# Start of Records for this exercise
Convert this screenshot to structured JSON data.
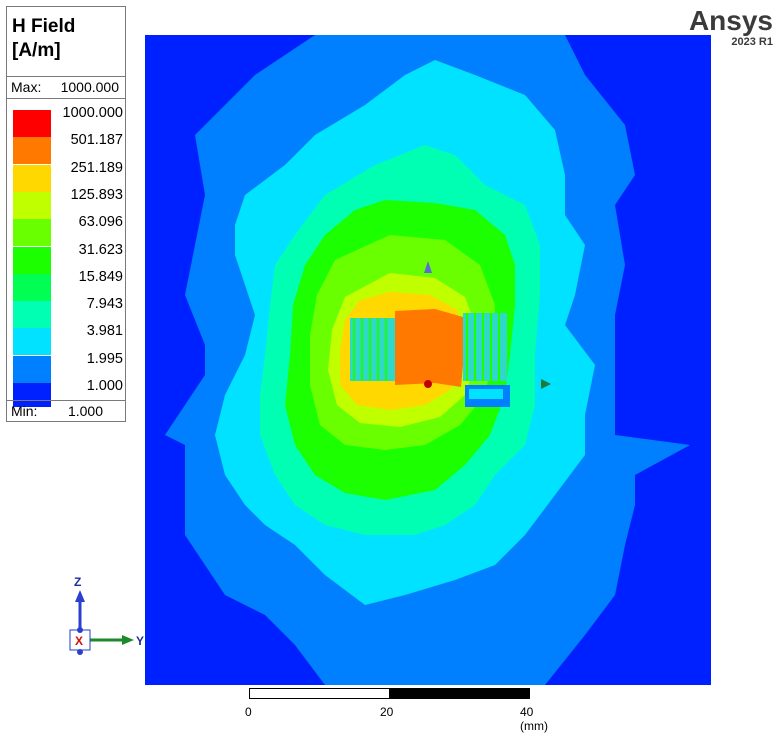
{
  "legend": {
    "title_line1": "H Field",
    "title_line2": "[A/m]",
    "max_label": "Max:",
    "max_value": "1000.000",
    "min_label": "Min:",
    "min_value": "1.000",
    "levels": [
      {
        "value": "1000.000",
        "color": "#ff0000"
      },
      {
        "value": "501.187",
        "color": "#ff7800"
      },
      {
        "value": "251.189",
        "color": "#ffd800"
      },
      {
        "value": "125.893",
        "color": "#bfff00"
      },
      {
        "value": "63.096",
        "color": "#6aff00"
      },
      {
        "value": "31.623",
        "color": "#1cff00"
      },
      {
        "value": "15.849",
        "color": "#00ff52"
      },
      {
        "value": "7.943",
        "color": "#00ffb3"
      },
      {
        "value": "3.981",
        "color": "#00e2ff"
      },
      {
        "value": "1.995",
        "color": "#0080ff"
      },
      {
        "value": "1.000",
        "color": "#0021ff"
      }
    ]
  },
  "brand": {
    "name": "Ansys",
    "version": "2023 R1"
  },
  "scale": {
    "labels": [
      "0",
      "20",
      "40 (mm)"
    ]
  },
  "triad": {
    "z_label": "Z",
    "y_label": "Y",
    "x_label": "X"
  }
}
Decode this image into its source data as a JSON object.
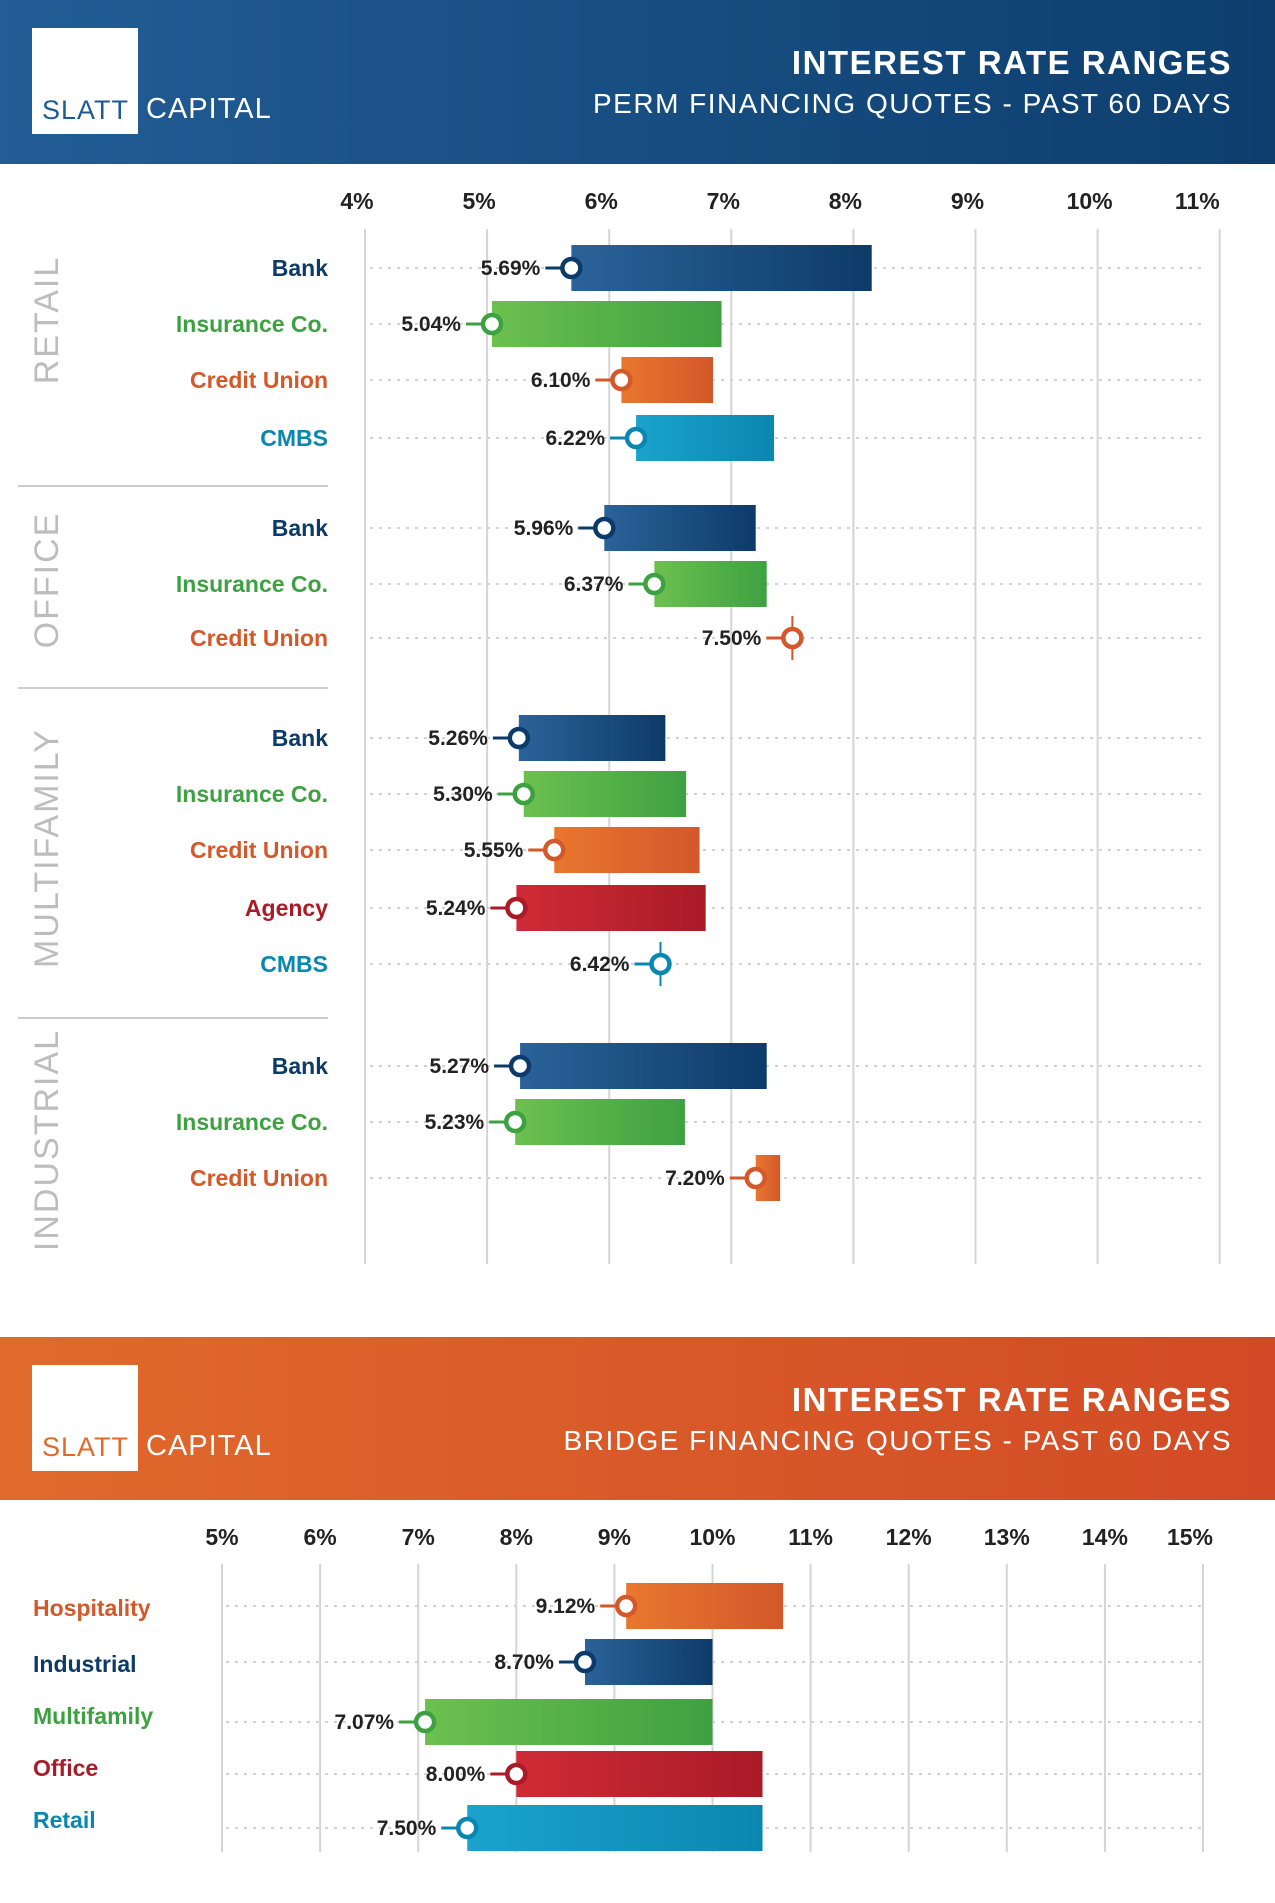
{
  "perm": {
    "logo": {
      "slatt": "SLATT",
      "capital": "CAPITAL"
    },
    "title": "INTEREST RATE RANGES",
    "subtitle": "PERM FINANCING QUOTES - PAST 60 DAYS"
  },
  "bridge": {
    "logo": {
      "slatt": "SLATT",
      "capital": "CAPITAL"
    },
    "title": "INTEREST RATE RANGES",
    "subtitle": "BRIDGE FINANCING QUOTES - PAST 60 DAYS"
  },
  "colors": {
    "bank": [
      "#2a6399",
      "#0d3b69"
    ],
    "insurance": [
      "#6cc04f",
      "#3ea141"
    ],
    "credit_union": [
      "#e9772f",
      "#d3582a"
    ],
    "cmbs": [
      "#1aa3cc",
      "#0a87b0"
    ],
    "agency": [
      "#cf2b36",
      "#a91b27"
    ],
    "section_label": "#bdbdbd"
  },
  "chart_data": [
    {
      "type": "bar",
      "title": "INTEREST RATE RANGES",
      "subtitle": "PERM FINANCING QUOTES - PAST 60 DAYS",
      "xlim": [
        4,
        11
      ],
      "x_ticks": [
        "4%",
        "5%",
        "6%",
        "7%",
        "8%",
        "9%",
        "10%",
        "11%"
      ],
      "grid": true,
      "groups": [
        {
          "name": "RETAIL",
          "rows": [
            {
              "lender": "Bank",
              "kind": "bank",
              "low": 5.69,
              "high": 8.15,
              "label": "5.69%"
            },
            {
              "lender": "Insurance Co.",
              "kind": "insurance",
              "low": 5.04,
              "high": 6.92,
              "label": "5.04%"
            },
            {
              "lender": "Credit Union",
              "kind": "credit_union",
              "low": 6.1,
              "high": 6.85,
              "label": "6.10%"
            },
            {
              "lender": "CMBS",
              "kind": "cmbs",
              "low": 6.22,
              "high": 7.35,
              "label": "6.22%"
            }
          ]
        },
        {
          "name": "OFFICE",
          "rows": [
            {
              "lender": "Bank",
              "kind": "bank",
              "low": 5.96,
              "high": 7.2,
              "label": "5.96%"
            },
            {
              "lender": "Insurance Co.",
              "kind": "insurance",
              "low": 6.37,
              "high": 7.29,
              "label": "6.37%"
            },
            {
              "lender": "Credit Union",
              "kind": "credit_union",
              "low": 7.5,
              "high": 7.5,
              "label": "7.50%"
            }
          ]
        },
        {
          "name": "MULTIFAMILY",
          "rows": [
            {
              "lender": "Bank",
              "kind": "bank",
              "low": 5.26,
              "high": 6.46,
              "label": "5.26%"
            },
            {
              "lender": "Insurance Co.",
              "kind": "insurance",
              "low": 5.3,
              "high": 6.63,
              "label": "5.30%"
            },
            {
              "lender": "Credit Union",
              "kind": "credit_union",
              "low": 5.55,
              "high": 6.74,
              "label": "5.55%"
            },
            {
              "lender": "Agency",
              "kind": "agency",
              "low": 5.24,
              "high": 6.79,
              "label": "5.24%"
            },
            {
              "lender": "CMBS",
              "kind": "cmbs",
              "low": 6.42,
              "high": 6.42,
              "label": "6.42%"
            }
          ]
        },
        {
          "name": "INDUSTRIAL",
          "rows": [
            {
              "lender": "Bank",
              "kind": "bank",
              "low": 5.27,
              "high": 7.29,
              "label": "5.27%"
            },
            {
              "lender": "Insurance Co.",
              "kind": "insurance",
              "low": 5.23,
              "high": 6.62,
              "label": "5.23%"
            },
            {
              "lender": "Credit Union",
              "kind": "credit_union",
              "low": 7.2,
              "high": 7.4,
              "label": "7.20%"
            }
          ]
        }
      ]
    },
    {
      "type": "bar",
      "title": "INTEREST RATE RANGES",
      "subtitle": "BRIDGE FINANCING QUOTES - PAST 60 DAYS",
      "xlim": [
        5,
        15
      ],
      "x_ticks": [
        "5%",
        "6%",
        "7%",
        "8%",
        "9%",
        "10%",
        "11%",
        "12%",
        "13%",
        "14%",
        "15%"
      ],
      "grid": true,
      "rows": [
        {
          "category": "Hospitality",
          "kind": "credit_union",
          "low": 9.12,
          "high": 10.72,
          "label": "9.12%"
        },
        {
          "category": "Industrial",
          "kind": "bank",
          "low": 8.7,
          "high": 10.0,
          "label": "8.70%"
        },
        {
          "category": "Multifamily",
          "kind": "insurance",
          "low": 7.07,
          "high": 10.0,
          "label": "7.07%"
        },
        {
          "category": "Office",
          "kind": "agency",
          "low": 8.0,
          "high": 10.51,
          "label": "8.00%"
        },
        {
          "category": "Retail",
          "kind": "cmbs",
          "low": 7.5,
          "high": 10.51,
          "label": "7.50%"
        }
      ]
    }
  ]
}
# End of Records for this exercise
**The request**
Reproduce the whole listing word for word, setting aside any pictures.

**Exercise solution**
Convert this screenshot to structured JSON data.
{
  "legend": {
    "title_line1": "H Field",
    "title_line2": "[A/m]",
    "max_label": "Max:",
    "max_value": "1000.000",
    "min_label": "Min:",
    "min_value": "1.000",
    "levels": [
      {
        "value": "1000.000",
        "color": "#ff0000"
      },
      {
        "value": "501.187",
        "color": "#ff7800"
      },
      {
        "value": "251.189",
        "color": "#ffd800"
      },
      {
        "value": "125.893",
        "color": "#bfff00"
      },
      {
        "value": "63.096",
        "color": "#6aff00"
      },
      {
        "value": "31.623",
        "color": "#1cff00"
      },
      {
        "value": "15.849",
        "color": "#00ff52"
      },
      {
        "value": "7.943",
        "color": "#00ffb3"
      },
      {
        "value": "3.981",
        "color": "#00e2ff"
      },
      {
        "value": "1.995",
        "color": "#0080ff"
      },
      {
        "value": "1.000",
        "color": "#0021ff"
      }
    ]
  },
  "brand": {
    "name": "Ansys",
    "version": "2023 R1"
  },
  "scale": {
    "labels": [
      "0",
      "20",
      "40 (mm)"
    ]
  },
  "triad": {
    "z_label": "Z",
    "y_label": "Y",
    "x_label": "X"
  }
}
Decode this image into its source data as a JSON object.
{
  "perm": {
    "logo": {
      "slatt": "SLATT",
      "capital": "CAPITAL"
    },
    "title": "INTEREST RATE RANGES",
    "subtitle": "PERM FINANCING QUOTES - PAST 60 DAYS"
  },
  "bridge": {
    "logo": {
      "slatt": "SLATT",
      "capital": "CAPITAL"
    },
    "title": "INTEREST RATE RANGES",
    "subtitle": "BRIDGE FINANCING QUOTES - PAST 60 DAYS"
  },
  "colors": {
    "bank": [
      "#2a6399",
      "#0d3b69"
    ],
    "insurance": [
      "#6cc04f",
      "#3ea141"
    ],
    "credit_union": [
      "#e9772f",
      "#d3582a"
    ],
    "cmbs": [
      "#1aa3cc",
      "#0a87b0"
    ],
    "agency": [
      "#cf2b36",
      "#a91b27"
    ],
    "section_label": "#bdbdbd"
  },
  "chart_data": [
    {
      "type": "bar",
      "title": "INTEREST RATE RANGES",
      "subtitle": "PERM FINANCING QUOTES - PAST 60 DAYS",
      "xlim": [
        4,
        11
      ],
      "x_ticks": [
        "4%",
        "5%",
        "6%",
        "7%",
        "8%",
        "9%",
        "10%",
        "11%"
      ],
      "grid": true,
      "groups": [
        {
          "name": "RETAIL",
          "rows": [
            {
              "lender": "Bank",
              "kind": "bank",
              "low": 5.69,
              "high": 8.15,
              "label": "5.69%"
            },
            {
              "lender": "Insurance Co.",
              "kind": "insurance",
              "low": 5.04,
              "high": 6.92,
              "label": "5.04%"
            },
            {
              "lender": "Credit Union",
              "kind": "credit_union",
              "low": 6.1,
              "high": 6.85,
              "label": "6.10%"
            },
            {
              "lender": "CMBS",
              "kind": "cmbs",
              "low": 6.22,
              "high": 7.35,
              "label": "6.22%"
            }
          ]
        },
        {
          "name": "OFFICE",
          "rows": [
            {
              "lender": "Bank",
              "kind": "bank",
              "low": 5.96,
              "high": 7.2,
              "label": "5.96%"
            },
            {
              "lender": "Insurance Co.",
              "kind": "insurance",
              "low": 6.37,
              "high": 7.29,
              "label": "6.37%"
            },
            {
              "lender": "Credit Union",
              "kind": "credit_union",
              "low": 7.5,
              "high": 7.5,
              "label": "7.50%"
            }
          ]
        },
        {
          "name": "MULTIFAMILY",
          "rows": [
            {
              "lender": "Bank",
              "kind": "bank",
              "low": 5.26,
              "high": 6.46,
              "label": "5.26%"
            },
            {
              "lender": "Insurance Co.",
              "kind": "insurance",
              "low": 5.3,
              "high": 6.63,
              "label": "5.30%"
            },
            {
              "lender": "Credit Union",
              "kind": "credit_union",
              "low": 5.55,
              "high": 6.74,
              "label": "5.55%"
            },
            {
              "lender": "Agency",
              "kind": "agency",
              "low": 5.24,
              "high": 6.79,
              "label": "5.24%"
            },
            {
              "lender": "CMBS",
              "kind": "cmbs",
              "low": 6.42,
              "high": 6.42,
              "label": "6.42%"
            }
          ]
        },
        {
          "name": "INDUSTRIAL",
          "rows": [
            {
              "lender": "Bank",
              "kind": "bank",
              "low": 5.27,
              "high": 7.29,
              "label": "5.27%"
            },
            {
              "lender": "Insurance Co.",
              "kind": "insurance",
              "low": 5.23,
              "high": 6.62,
              "label": "5.23%"
            },
            {
              "lender": "Credit Union",
              "kind": "credit_union",
              "low": 7.2,
              "high": 7.4,
              "label": "7.20%"
            }
          ]
        }
      ]
    },
    {
      "type": "bar",
      "title": "INTEREST RATE RANGES",
      "subtitle": "BRIDGE FINANCING QUOTES - PAST 60 DAYS",
      "xlim": [
        5,
        15
      ],
      "x_ticks": [
        "5%",
        "6%",
        "7%",
        "8%",
        "9%",
        "10%",
        "11%",
        "12%",
        "13%",
        "14%",
        "15%"
      ],
      "grid": true,
      "rows": [
        {
          "category": "Hospitality",
          "kind": "credit_union",
          "low": 9.12,
          "high": 10.72,
          "label": "9.12%"
        },
        {
          "category": "Industrial",
          "kind": "bank",
          "low": 8.7,
          "high": 10.0,
          "label": "8.70%"
        },
        {
          "category": "Multifamily",
          "kind": "insurance",
          "low": 7.07,
          "high": 10.0,
          "label": "7.07%"
        },
        {
          "category": "Office",
          "kind": "agency",
          "low": 8.0,
          "high": 10.51,
          "label": "8.00%"
        },
        {
          "category": "Retail",
          "kind": "cmbs",
          "low": 7.5,
          "high": 10.51,
          "label": "7.50%"
        }
      ]
    }
  ]
}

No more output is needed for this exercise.